- **Problem**:
Each entry has to be copied exactly, with nothing missed.

Rows from a dataset:

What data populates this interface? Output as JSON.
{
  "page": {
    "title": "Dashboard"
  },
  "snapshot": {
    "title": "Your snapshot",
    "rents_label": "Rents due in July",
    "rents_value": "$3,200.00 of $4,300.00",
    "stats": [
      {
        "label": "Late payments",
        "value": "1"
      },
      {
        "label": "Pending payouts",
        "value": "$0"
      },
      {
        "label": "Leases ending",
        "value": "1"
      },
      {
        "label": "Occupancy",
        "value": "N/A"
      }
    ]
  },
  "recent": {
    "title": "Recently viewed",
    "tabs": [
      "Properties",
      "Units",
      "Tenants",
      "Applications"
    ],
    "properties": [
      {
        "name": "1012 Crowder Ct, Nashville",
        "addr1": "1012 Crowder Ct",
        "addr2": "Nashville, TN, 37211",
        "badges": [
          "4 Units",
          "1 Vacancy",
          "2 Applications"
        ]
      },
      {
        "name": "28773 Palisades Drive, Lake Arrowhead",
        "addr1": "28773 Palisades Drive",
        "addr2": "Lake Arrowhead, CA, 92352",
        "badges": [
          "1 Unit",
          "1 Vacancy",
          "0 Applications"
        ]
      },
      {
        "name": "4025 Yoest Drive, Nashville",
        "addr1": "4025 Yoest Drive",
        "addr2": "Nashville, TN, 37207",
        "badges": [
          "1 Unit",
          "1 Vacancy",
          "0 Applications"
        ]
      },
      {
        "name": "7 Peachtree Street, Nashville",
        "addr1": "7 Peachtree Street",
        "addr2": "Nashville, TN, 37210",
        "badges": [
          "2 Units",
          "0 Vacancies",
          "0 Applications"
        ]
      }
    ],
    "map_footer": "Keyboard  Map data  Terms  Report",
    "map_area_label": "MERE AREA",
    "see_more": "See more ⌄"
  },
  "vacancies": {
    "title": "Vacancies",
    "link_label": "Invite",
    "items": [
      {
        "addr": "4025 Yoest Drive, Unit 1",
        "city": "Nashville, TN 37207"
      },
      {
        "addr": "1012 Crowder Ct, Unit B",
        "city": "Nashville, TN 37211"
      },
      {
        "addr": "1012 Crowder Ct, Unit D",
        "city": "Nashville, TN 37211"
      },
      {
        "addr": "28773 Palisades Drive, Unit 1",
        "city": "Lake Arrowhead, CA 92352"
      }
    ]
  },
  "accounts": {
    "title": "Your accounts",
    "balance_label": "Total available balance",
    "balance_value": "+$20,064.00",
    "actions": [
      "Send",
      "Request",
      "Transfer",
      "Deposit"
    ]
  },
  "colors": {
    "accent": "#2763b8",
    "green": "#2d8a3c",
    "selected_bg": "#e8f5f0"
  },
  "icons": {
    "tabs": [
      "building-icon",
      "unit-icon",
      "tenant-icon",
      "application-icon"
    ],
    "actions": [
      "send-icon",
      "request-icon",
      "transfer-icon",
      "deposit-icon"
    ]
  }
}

- **Correct answer**:
What data populates this interface? Output as JSON.
{
  "page": {
    "title": "Dashboard"
  },
  "snapshot": {
    "title": "Your snapshot",
    "rents_label": "Rents due in July",
    "rents_value": "$3,200.00 of $4,300.00",
    "stats": [
      {
        "label": "Late payments",
        "value": "1"
      },
      {
        "label": "Pending payouts",
        "value": "$0"
      },
      {
        "label": "Leases ending",
        "value": "1"
      },
      {
        "label": "Occupancy",
        "value": "N/A"
      }
    ]
  },
  "recent": {
    "title": "Recently viewed",
    "tabs": [
      "Properties",
      "Units",
      "Tenants",
      "Applications"
    ],
    "properties": [
      {
        "name": "1012 Crowder Ct, Nashville",
        "addr1": "1012 Crowder Ct",
        "addr2": "Nashville, TN, 37211",
        "badges": [
          "4 Units",
          "1 Vacancy",
          "2 Applications"
        ]
      },
      {
        "name": "28773 Palisades Drive, Lake Arrowhead",
        "addr1": "28773 Palisades Drive",
        "addr2": "Lake Arrowhead, CA, 92352",
        "badges": [
          "1 Unit",
          "1 Vacancy",
          "0 Applications"
        ]
      },
      {
        "name": "4025 Yoest Drive, Nashville",
        "addr1": "4025 Yoest Drive",
        "addr2": "Nashville, TN, 37207",
        "badges": [
          "1 Unit",
          "1 Vacancy",
          "0 Applications"
        ]
      },
      {
        "name": "7 Peachtree Street, Nashville",
        "addr1": "7 Peachtree Street",
        "addr2": "Nashville, TN, 37210",
        "badges": [
          "2 Units",
          "0 Vacancies",
          "0 Applications"
        ]
      }
    ],
    "map_footer": "Keyboard  Map data  Terms  Report",
    "map_area_label": "MERE AREA",
    "see_more": "See more ⌄"
  },
  "vacancies": {
    "title": "Vacancies",
    "link_label": "Invite",
    "items": [
      {
        "addr": "4025 Yoest Drive, Unit 1",
        "city": "Nashville, TN 37207"
      },
      {
        "addr": "1012 Crowder Ct, Unit B",
        "city": "Nashville, TN 37211"
      },
      {
        "addr": "1012 Crowder Ct, Unit D",
        "city": "Nashville, TN 37211"
      },
      {
        "addr": "28773 Palisades Drive, Unit 1",
        "city": "Lake Arrowhead, CA 92352"
      }
    ]
  },
  "accounts": {
    "title": "Your accounts",
    "balance_label": "Total available balance",
    "balance_value": "+$20,064.00",
    "actions": [
      "Send",
      "Request",
      "Transfer",
      "Deposit"
    ]
  },
  "colors": {
    "accent": "#2763b8",
    "green": "#2d8a3c",
    "selected_bg": "#e8f5f0"
  },
  "icons": {
    "tabs": [
      "building-icon",
      "unit-icon",
      "tenant-icon",
      "application-icon"
    ],
    "actions": [
      "send-icon",
      "request-icon",
      "transfer-icon",
      "deposit-icon"
    ]
  }
}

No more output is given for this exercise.